(Items listed in a dataset)
-.-.-

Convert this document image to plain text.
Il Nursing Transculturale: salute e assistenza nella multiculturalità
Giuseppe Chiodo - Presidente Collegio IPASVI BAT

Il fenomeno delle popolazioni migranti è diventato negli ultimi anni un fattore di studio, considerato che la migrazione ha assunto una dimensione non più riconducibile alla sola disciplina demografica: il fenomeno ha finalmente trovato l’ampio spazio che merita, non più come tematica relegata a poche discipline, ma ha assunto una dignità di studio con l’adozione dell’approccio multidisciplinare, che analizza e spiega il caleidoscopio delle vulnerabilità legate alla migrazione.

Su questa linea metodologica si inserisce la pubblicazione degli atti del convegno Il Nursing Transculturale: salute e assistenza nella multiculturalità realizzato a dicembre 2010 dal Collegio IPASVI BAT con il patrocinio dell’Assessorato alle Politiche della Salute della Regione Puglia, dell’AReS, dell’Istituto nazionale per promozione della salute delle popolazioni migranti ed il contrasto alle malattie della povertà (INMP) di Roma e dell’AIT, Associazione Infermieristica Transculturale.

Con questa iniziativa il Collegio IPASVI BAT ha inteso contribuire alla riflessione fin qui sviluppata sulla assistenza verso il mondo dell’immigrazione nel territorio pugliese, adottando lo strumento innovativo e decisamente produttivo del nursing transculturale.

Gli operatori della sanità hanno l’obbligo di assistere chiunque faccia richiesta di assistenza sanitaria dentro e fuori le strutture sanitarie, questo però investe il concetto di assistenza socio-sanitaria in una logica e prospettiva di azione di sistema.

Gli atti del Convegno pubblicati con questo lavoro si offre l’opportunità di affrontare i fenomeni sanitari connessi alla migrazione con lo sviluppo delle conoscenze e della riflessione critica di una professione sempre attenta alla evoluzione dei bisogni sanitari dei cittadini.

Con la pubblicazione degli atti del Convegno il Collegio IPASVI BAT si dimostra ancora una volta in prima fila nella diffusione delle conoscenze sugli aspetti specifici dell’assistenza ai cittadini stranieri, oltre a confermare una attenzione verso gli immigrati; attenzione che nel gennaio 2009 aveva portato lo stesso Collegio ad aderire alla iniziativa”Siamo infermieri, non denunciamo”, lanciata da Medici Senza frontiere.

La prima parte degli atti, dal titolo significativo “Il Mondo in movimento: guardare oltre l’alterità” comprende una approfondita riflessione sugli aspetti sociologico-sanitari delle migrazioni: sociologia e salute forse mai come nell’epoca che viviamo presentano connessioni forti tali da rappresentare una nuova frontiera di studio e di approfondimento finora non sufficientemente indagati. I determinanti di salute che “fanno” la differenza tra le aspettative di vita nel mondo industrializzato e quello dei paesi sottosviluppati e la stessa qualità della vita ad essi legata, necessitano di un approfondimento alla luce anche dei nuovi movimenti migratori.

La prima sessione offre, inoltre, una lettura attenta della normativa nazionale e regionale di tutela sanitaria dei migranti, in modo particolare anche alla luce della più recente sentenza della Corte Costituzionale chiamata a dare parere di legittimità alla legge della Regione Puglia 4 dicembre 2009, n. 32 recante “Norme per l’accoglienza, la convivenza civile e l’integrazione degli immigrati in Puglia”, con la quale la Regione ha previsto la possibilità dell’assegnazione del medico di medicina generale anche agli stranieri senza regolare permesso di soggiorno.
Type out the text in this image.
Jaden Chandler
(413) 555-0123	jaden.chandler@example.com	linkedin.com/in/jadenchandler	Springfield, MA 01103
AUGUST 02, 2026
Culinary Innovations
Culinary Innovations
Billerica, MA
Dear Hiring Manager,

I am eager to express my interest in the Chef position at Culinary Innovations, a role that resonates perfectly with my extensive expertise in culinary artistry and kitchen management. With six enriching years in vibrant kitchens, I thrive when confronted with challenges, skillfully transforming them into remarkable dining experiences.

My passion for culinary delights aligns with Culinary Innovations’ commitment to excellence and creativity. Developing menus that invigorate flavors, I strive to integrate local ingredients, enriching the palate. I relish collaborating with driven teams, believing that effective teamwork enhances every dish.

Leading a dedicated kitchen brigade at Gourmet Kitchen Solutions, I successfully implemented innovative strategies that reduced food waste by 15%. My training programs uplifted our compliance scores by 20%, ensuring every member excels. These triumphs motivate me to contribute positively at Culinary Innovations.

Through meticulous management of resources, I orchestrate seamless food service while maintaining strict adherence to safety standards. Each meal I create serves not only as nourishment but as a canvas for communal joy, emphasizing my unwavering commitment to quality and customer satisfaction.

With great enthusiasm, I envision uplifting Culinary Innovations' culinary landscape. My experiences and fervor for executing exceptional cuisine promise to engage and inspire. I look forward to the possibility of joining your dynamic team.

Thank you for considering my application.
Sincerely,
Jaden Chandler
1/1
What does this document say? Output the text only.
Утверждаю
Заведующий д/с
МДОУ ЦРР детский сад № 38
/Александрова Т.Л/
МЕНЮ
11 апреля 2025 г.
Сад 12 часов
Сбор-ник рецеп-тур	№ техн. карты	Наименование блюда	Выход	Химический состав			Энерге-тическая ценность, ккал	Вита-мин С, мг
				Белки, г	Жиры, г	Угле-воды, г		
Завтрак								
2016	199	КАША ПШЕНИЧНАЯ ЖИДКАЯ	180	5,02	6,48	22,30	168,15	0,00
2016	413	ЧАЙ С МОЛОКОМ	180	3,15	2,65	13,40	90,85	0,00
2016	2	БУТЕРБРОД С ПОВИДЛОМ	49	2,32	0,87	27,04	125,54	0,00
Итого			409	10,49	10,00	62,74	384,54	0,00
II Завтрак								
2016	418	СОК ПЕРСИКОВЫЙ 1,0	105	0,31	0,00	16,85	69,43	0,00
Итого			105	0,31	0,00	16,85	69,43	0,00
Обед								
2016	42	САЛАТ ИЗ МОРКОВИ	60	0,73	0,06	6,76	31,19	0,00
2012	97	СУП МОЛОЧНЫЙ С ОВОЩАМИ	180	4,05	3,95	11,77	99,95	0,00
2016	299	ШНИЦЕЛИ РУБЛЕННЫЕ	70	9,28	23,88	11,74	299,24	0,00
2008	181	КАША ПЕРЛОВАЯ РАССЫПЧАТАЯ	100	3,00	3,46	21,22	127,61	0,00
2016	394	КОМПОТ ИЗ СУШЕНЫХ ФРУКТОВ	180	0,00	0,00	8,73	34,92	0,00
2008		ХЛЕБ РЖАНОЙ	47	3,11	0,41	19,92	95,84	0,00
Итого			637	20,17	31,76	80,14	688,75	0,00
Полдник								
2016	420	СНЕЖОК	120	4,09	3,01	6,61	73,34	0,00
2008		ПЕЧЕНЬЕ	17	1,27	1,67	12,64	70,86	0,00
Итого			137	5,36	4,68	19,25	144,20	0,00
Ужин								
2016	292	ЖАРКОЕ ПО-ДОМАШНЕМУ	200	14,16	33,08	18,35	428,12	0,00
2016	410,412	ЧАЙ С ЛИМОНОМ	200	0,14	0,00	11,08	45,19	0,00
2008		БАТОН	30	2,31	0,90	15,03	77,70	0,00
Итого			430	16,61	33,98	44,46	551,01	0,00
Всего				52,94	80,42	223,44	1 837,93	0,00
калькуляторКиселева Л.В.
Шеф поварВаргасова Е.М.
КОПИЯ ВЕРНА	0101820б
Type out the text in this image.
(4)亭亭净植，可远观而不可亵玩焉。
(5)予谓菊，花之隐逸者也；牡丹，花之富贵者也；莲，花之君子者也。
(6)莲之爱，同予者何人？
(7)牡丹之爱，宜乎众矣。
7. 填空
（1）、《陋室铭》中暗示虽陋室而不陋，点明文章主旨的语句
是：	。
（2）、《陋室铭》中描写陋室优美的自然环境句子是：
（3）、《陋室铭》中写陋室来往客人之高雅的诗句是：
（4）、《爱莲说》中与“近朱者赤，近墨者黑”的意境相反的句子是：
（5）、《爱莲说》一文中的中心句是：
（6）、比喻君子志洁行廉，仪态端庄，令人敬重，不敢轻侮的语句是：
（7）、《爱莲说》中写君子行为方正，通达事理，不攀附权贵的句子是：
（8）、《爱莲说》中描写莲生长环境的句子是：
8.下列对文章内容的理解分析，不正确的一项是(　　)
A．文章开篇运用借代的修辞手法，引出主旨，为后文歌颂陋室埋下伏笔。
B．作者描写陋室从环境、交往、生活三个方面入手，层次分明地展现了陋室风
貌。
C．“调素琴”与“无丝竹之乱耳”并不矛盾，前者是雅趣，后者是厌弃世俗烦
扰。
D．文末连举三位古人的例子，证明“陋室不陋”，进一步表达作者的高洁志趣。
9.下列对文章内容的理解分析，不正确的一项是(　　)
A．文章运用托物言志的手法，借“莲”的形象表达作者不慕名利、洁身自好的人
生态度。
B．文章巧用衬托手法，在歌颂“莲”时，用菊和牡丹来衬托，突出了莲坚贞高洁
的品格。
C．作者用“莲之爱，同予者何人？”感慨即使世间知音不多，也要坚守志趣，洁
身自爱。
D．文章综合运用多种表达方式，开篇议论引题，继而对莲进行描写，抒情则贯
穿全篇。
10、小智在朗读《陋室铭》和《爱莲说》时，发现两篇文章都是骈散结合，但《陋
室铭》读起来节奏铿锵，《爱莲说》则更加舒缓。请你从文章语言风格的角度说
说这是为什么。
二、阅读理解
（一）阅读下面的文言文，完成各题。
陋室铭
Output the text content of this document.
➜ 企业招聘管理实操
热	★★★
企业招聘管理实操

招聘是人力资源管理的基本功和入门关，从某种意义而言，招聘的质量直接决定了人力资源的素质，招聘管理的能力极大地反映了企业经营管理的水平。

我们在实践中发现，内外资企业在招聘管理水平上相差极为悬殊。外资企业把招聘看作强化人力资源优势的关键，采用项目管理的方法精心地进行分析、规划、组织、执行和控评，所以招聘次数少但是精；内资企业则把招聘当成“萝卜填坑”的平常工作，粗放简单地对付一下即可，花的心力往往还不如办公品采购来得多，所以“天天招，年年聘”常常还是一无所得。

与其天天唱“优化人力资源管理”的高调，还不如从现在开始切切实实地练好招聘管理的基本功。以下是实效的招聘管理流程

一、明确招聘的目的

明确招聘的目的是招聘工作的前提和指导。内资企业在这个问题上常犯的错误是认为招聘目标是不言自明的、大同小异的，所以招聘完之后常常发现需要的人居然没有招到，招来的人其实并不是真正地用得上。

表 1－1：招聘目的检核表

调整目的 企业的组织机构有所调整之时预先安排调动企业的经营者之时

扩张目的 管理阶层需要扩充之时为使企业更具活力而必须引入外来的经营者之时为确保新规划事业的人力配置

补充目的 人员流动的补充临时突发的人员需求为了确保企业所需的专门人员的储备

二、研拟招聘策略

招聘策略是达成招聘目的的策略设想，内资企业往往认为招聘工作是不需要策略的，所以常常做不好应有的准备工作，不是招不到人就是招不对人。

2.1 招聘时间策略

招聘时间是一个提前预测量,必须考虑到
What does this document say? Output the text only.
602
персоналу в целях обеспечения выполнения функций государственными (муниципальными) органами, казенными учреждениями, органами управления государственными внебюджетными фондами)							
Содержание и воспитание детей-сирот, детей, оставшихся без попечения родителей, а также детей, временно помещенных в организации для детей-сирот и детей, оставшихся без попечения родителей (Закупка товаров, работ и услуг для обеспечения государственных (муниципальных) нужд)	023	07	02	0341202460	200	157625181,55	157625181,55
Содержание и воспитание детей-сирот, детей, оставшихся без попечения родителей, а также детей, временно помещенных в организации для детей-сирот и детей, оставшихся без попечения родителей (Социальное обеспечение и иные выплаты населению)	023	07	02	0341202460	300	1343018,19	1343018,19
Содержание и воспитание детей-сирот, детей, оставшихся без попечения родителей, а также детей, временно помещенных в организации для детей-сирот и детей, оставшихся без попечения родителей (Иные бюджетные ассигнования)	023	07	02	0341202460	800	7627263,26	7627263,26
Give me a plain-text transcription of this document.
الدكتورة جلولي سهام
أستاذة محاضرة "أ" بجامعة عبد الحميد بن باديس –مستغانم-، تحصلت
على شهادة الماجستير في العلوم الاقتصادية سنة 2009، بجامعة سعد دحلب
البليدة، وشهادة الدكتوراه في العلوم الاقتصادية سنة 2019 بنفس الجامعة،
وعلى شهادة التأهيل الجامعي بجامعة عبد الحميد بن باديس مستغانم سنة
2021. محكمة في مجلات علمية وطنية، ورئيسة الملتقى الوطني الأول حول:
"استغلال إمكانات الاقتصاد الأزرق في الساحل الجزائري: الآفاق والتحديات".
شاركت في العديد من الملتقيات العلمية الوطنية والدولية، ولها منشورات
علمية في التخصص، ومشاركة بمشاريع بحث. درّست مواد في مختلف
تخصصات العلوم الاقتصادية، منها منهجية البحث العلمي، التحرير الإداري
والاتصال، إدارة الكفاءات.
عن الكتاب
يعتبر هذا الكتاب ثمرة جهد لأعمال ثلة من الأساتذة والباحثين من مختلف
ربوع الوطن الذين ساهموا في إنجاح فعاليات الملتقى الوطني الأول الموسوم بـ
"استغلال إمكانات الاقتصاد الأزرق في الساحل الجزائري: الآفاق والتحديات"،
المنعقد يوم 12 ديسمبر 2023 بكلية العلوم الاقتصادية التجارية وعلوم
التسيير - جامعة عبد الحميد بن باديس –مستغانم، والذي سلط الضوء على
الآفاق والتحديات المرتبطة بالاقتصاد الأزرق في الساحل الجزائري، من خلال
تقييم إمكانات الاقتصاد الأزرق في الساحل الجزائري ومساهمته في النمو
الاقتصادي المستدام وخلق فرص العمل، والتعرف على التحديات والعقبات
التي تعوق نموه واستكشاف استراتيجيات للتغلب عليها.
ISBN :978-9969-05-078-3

-.-.-

Exercise
From the line containing "Give me a plain-text" to the last line of the material, please quote every line exactly and only those.

Result for this task
Give me a plain-text transcription of this document.
الدكتورة جلولي سهام
أستاذة محاضرة "أ" بجامعة عبد الحميد بن باديس –مستغانم-، تحصلت
على شهادة الماجستير في العلوم الاقتصادية سنة 2009، بجامعة سعد دحلب
البليدة، وشهادة الدكتوراه في العلوم الاقتصادية سنة 2019 بنفس الجامعة،
وعلى شهادة التأهيل الجامعي بجامعة عبد الحميد بن باديس مستغانم سنة
2021. محكمة في مجلات علمية وطنية، ورئيسة الملتقى الوطني الأول حول:
"استغلال إمكانات الاقتصاد الأزرق في الساحل الجزائري: الآفاق والتحديات".
شاركت في العديد من الملتقيات العلمية الوطنية والدولية، ولها منشورات
علمية في التخصص، ومشاركة بمشاريع بحث. درّست مواد في مختلف
تخصصات العلوم الاقتصادية، منها منهجية البحث العلمي، التحرير الإداري
والاتصال، إدارة الكفاءات.
عن الكتاب
يعتبر هذا الكتاب ثمرة جهد لأعمال ثلة من الأساتذة والباحثين من مختلف
ربوع الوطن الذين ساهموا في إنجاح فعاليات الملتقى الوطني الأول الموسوم بـ
"استغلال إمكانات الاقتصاد الأزرق في الساحل الجزائري: الآفاق والتحديات"،
المنعقد يوم 12 ديسمبر 2023 بكلية العلوم الاقتصادية التجارية وعلوم
التسيير - جامعة عبد الحميد بن باديس –مستغانم، والذي سلط الضوء على
الآفاق والتحديات المرتبطة بالاقتصاد الأزرق في الساحل الجزائري، من خلال
تقييم إمكانات الاقتصاد الأزرق في الساحل الجزائري ومساهمته في النمو
الاقتصادي المستدام وخلق فرص العمل، والتعرف على التحديات والعقبات
التي تعوق نموه واستكشاف استراتيجيات للتغلب عليها.
ISBN :978-9969-05-078-3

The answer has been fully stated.